JOB: Write out every entry exactly as it stands.

INFORMATION SUPPLIED:
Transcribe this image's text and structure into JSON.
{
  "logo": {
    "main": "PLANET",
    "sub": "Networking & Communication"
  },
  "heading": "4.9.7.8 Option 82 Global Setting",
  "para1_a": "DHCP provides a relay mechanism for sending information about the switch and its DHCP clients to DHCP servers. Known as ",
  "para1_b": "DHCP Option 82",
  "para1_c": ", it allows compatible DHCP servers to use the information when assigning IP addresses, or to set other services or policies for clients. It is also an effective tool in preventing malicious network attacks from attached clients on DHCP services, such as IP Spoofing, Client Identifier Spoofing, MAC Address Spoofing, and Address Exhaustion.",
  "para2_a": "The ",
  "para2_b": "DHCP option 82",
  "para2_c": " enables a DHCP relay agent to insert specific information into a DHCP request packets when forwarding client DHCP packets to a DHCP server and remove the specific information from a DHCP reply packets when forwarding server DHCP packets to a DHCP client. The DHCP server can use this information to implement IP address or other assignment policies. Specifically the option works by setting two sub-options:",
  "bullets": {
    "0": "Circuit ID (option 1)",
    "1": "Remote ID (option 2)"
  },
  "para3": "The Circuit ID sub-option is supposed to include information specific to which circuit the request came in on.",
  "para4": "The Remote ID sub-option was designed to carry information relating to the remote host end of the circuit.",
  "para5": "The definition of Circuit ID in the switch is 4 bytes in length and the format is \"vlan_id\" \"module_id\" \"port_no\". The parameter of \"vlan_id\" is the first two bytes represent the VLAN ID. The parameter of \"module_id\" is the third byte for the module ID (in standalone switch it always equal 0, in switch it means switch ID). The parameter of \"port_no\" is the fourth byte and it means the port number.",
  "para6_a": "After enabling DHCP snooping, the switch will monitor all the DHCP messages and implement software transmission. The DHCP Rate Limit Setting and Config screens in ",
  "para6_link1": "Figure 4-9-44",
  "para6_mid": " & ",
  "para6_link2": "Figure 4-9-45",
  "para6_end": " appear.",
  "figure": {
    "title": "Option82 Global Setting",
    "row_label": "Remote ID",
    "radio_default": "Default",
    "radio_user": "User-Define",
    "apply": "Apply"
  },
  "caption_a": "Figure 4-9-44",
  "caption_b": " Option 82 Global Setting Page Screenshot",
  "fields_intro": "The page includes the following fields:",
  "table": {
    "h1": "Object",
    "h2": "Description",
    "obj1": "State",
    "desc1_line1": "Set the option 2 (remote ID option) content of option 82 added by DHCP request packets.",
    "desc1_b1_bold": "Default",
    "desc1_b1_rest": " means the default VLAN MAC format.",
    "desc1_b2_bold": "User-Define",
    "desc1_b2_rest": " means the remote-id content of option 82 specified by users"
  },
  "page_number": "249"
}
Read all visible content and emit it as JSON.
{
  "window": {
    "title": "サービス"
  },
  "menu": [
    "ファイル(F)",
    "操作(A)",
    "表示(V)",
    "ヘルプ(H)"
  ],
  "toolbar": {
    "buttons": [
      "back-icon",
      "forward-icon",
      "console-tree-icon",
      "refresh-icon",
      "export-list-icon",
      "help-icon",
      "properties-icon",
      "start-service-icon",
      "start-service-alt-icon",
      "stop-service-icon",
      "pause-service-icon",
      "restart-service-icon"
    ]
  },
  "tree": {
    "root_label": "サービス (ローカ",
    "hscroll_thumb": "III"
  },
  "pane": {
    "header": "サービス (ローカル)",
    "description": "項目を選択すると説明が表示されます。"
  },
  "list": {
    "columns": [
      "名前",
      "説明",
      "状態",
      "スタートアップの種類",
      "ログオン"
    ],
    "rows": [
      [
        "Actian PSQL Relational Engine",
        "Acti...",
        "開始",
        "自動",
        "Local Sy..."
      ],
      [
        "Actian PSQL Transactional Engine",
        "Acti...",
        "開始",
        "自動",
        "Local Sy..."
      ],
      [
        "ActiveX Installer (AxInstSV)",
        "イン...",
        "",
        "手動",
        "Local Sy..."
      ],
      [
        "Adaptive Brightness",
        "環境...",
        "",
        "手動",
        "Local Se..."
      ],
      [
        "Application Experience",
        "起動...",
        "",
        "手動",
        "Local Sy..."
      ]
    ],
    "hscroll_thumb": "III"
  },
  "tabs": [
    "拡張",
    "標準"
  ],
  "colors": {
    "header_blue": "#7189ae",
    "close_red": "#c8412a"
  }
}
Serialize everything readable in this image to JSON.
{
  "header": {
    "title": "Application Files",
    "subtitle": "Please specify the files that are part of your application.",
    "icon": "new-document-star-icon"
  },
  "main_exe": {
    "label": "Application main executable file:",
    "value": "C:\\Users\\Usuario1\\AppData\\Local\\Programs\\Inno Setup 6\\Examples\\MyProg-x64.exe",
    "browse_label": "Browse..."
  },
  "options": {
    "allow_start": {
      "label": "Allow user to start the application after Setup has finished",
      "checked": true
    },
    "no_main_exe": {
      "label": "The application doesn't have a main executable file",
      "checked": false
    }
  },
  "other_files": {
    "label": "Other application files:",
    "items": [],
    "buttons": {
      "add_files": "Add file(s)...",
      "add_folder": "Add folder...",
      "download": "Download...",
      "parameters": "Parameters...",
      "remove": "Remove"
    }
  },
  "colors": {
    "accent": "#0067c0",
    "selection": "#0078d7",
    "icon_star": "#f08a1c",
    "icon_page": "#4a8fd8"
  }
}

WRITTEN ANSWER:
Transcribe this image's text and structure into JSON.
{
  "logo": {
    "main": "PLANET",
    "sub": "Networking & Communication"
  },
  "heading": "4.9.7.8 Option 82 Global Setting",
  "para1_a": "DHCP provides a relay mechanism for sending information about the switch and its DHCP clients to DHCP servers. Known as ",
  "para1_b": "DHCP Option 82",
  "para1_c": ", it allows compatible DHCP servers to use the information when assigning IP addresses, or to set other services or policies for clients. It is also an effective tool in preventing malicious network attacks from attached clients on DHCP services, such as IP Spoofing, Client Identifier Spoofing, MAC Address Spoofing, and Address Exhaustion.",
  "para2_a": "The ",
  "para2_b": "DHCP option 82",
  "para2_c": " enables a DHCP relay agent to insert specific information into a DHCP request packets when forwarding client DHCP packets to a DHCP server and remove the specific information from a DHCP reply packets when forwarding server DHCP packets to a DHCP client. The DHCP server can use this information to implement IP address or other assignment policies. Specifically the option works by setting two sub-options:",
  "bullets": {
    "0": "Circuit ID (option 1)",
    "1": "Remote ID (option 2)"
  },
  "para3": "The Circuit ID sub-option is supposed to include information specific to which circuit the request came in on.",
  "para4": "The Remote ID sub-option was designed to carry information relating to the remote host end of the circuit.",
  "para5": "The definition of Circuit ID in the switch is 4 bytes in length and the format is \"vlan_id\" \"module_id\" \"port_no\". The parameter of \"vlan_id\" is the first two bytes represent the VLAN ID. The parameter of \"module_id\" is the third byte for the module ID (in standalone switch it always equal 0, in switch it means switch ID). The parameter of \"port_no\" is the fourth byte and it means the port number.",
  "para6_a": "After enabling DHCP snooping, the switch will monitor all the DHCP messages and implement software transmission. The DHCP Rate Limit Setting and Config screens in ",
  "para6_link1": "Figure 4-9-44",
  "para6_mid": " & ",
  "para6_link2": "Figure 4-9-45",
  "para6_end": " appear.",
  "figure": {
    "title": "Option82 Global Setting",
    "row_label": "Remote ID",
    "radio_default": "Default",
    "radio_user": "User-Define",
    "apply": "Apply"
  },
  "caption_a": "Figure 4-9-44",
  "caption_b": " Option 82 Global Setting Page Screenshot",
  "fields_intro": "The page includes the following fields:",
  "table": {
    "h1": "Object",
    "h2": "Description",
    "obj1": "State",
    "desc1_line1": "Set the option 2 (remote ID option) content of option 82 added by DHCP request packets.",
    "desc1_b1_bold": "Default",
    "desc1_b1_rest": " means the default VLAN MAC format.",
    "desc1_b2_bold": "User-Define",
    "desc1_b2_rest": " means the remote-id content of option 82 specified by users"
  },
  "page_number": "249"
}
Read all visible content and emit it as JSON.
{
  "window": {
    "title": "サービス"
  },
  "menu": [
    "ファイル(F)",
    "操作(A)",
    "表示(V)",
    "ヘルプ(H)"
  ],
  "toolbar": {
    "buttons": [
      "back-icon",
      "forward-icon",
      "console-tree-icon",
      "refresh-icon",
      "export-list-icon",
      "help-icon",
      "properties-icon",
      "start-service-icon",
      "start-service-alt-icon",
      "stop-service-icon",
      "pause-service-icon",
      "restart-service-icon"
    ]
  },
  "tree": {
    "root_label": "サービス (ローカ",
    "hscroll_thumb": "III"
  },
  "pane": {
    "header": "サービス (ローカル)",
    "description": "項目を選択すると説明が表示されます。"
  },
  "list": {
    "columns": [
      "名前",
      "説明",
      "状態",
      "スタートアップの種類",
      "ログオン"
    ],
    "rows": [
      [
        "Actian PSQL Relational Engine",
        "Acti...",
        "開始",
        "自動",
        "Local Sy..."
      ],
      [
        "Actian PSQL Transactional Engine",
        "Acti...",
        "開始",
        "自動",
        "Local Sy..."
      ],
      [
        "ActiveX Installer (AxInstSV)",
        "イン...",
        "",
        "手動",
        "Local Sy..."
      ],
      [
        "Adaptive Brightness",
        "環境...",
        "",
        "手動",
        "Local Se..."
      ],
      [
        "Application Experience",
        "起動...",
        "",
        "手動",
        "Local Sy..."
      ]
    ],
    "hscroll_thumb": "III"
  },
  "tabs": [
    "拡張",
    "標準"
  ],
  "colors": {
    "header_blue": "#7189ae",
    "close_red": "#c8412a"
  }
}
Serialize everything readable in this image to JSON.
{
  "header": {
    "title": "Application Files",
    "subtitle": "Please specify the files that are part of your application.",
    "icon": "new-document-star-icon"
  },
  "main_exe": {
    "label": "Application main executable file:",
    "value": "C:\\Users\\Usuario1\\AppData\\Local\\Programs\\Inno Setup 6\\Examples\\MyProg-x64.exe",
    "browse_label": "Browse..."
  },
  "options": {
    "allow_start": {
      "label": "Allow user to start the application after Setup has finished",
      "checked": true
    },
    "no_main_exe": {
      "label": "The application doesn't have a main executable file",
      "checked": false
    }
  },
  "other_files": {
    "label": "Other application files:",
    "items": [],
    "buttons": {
      "add_files": "Add file(s)...",
      "add_folder": "Add folder...",
      "download": "Download...",
      "parameters": "Parameters...",
      "remove": "Remove"
    }
  },
  "colors": {
    "accent": "#0067c0",
    "selection": "#0078d7",
    "icon_star": "#f08a1c",
    "icon_page": "#4a8fd8"
  }
}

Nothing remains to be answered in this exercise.